PROBLEM TO SOLVE
Each line that follows is to be retyped exactly.

[Data items]
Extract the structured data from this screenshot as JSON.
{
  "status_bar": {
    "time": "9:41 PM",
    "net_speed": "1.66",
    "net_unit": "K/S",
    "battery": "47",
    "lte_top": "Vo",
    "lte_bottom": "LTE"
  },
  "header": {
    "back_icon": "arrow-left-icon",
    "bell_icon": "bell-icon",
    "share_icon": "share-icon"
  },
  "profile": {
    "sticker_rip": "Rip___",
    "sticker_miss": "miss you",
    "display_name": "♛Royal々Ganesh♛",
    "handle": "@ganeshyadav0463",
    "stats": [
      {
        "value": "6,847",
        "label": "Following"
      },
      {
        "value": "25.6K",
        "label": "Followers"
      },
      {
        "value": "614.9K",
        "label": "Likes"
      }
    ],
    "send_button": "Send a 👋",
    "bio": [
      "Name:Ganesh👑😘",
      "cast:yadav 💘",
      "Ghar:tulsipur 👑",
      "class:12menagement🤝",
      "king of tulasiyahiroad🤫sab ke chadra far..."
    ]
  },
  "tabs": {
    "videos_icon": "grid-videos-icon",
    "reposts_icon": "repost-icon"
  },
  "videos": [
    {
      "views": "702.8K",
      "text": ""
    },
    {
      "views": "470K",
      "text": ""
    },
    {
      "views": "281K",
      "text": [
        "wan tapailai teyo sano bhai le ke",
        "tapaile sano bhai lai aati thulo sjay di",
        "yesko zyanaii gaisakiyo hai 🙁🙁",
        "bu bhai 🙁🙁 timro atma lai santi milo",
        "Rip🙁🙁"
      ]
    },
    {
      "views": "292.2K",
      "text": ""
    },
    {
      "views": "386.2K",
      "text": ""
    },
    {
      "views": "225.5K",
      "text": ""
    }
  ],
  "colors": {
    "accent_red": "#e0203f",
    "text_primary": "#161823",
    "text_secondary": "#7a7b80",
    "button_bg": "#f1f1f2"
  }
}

WRITTEN SOLUTION
Extract the structured data from this screenshot as JSON.
{
  "status_bar": {
    "time": "9:41 PM",
    "net_speed": "1.66",
    "net_unit": "K/S",
    "battery": "47",
    "lte_top": "Vo",
    "lte_bottom": "LTE"
  },
  "header": {
    "back_icon": "arrow-left-icon",
    "bell_icon": "bell-icon",
    "share_icon": "share-icon"
  },
  "profile": {
    "sticker_rip": "Rip___",
    "sticker_miss": "miss you",
    "display_name": "♛Royal々Ganesh♛",
    "handle": "@ganeshyadav0463",
    "stats": [
      {
        "value": "6,847",
        "label": "Following"
      },
      {
        "value": "25.6K",
        "label": "Followers"
      },
      {
        "value": "614.9K",
        "label": "Likes"
      }
    ],
    "send_button": "Send a 👋",
    "bio": [
      "Name:Ganesh👑😘",
      "cast:yadav 💘",
      "Ghar:tulsipur 👑",
      "class:12menagement🤝",
      "king of tulasiyahiroad🤫sab ke chadra far..."
    ]
  },
  "tabs": {
    "videos_icon": "grid-videos-icon",
    "reposts_icon": "repost-icon"
  },
  "videos": [
    {
      "views": "702.8K",
      "text": ""
    },
    {
      "views": "470K",
      "text": ""
    },
    {
      "views": "281K",
      "text": [
        "wan tapailai teyo sano bhai le ke",
        "tapaile sano bhai lai aati thulo sjay di",
        "yesko zyanaii gaisakiyo hai 🙁🙁",
        "bu bhai 🙁🙁 timro atma lai santi milo",
        "Rip🙁🙁"
      ]
    },
    {
      "views": "292.2K",
      "text": ""
    },
    {
      "views": "386.2K",
      "text": ""
    },
    {
      "views": "225.5K",
      "text": ""
    }
  ],
  "colors": {
    "accent_red": "#e0203f",
    "text_primary": "#161823",
    "text_secondary": "#7a7b80",
    "button_bg": "#f1f1f2"
  }
}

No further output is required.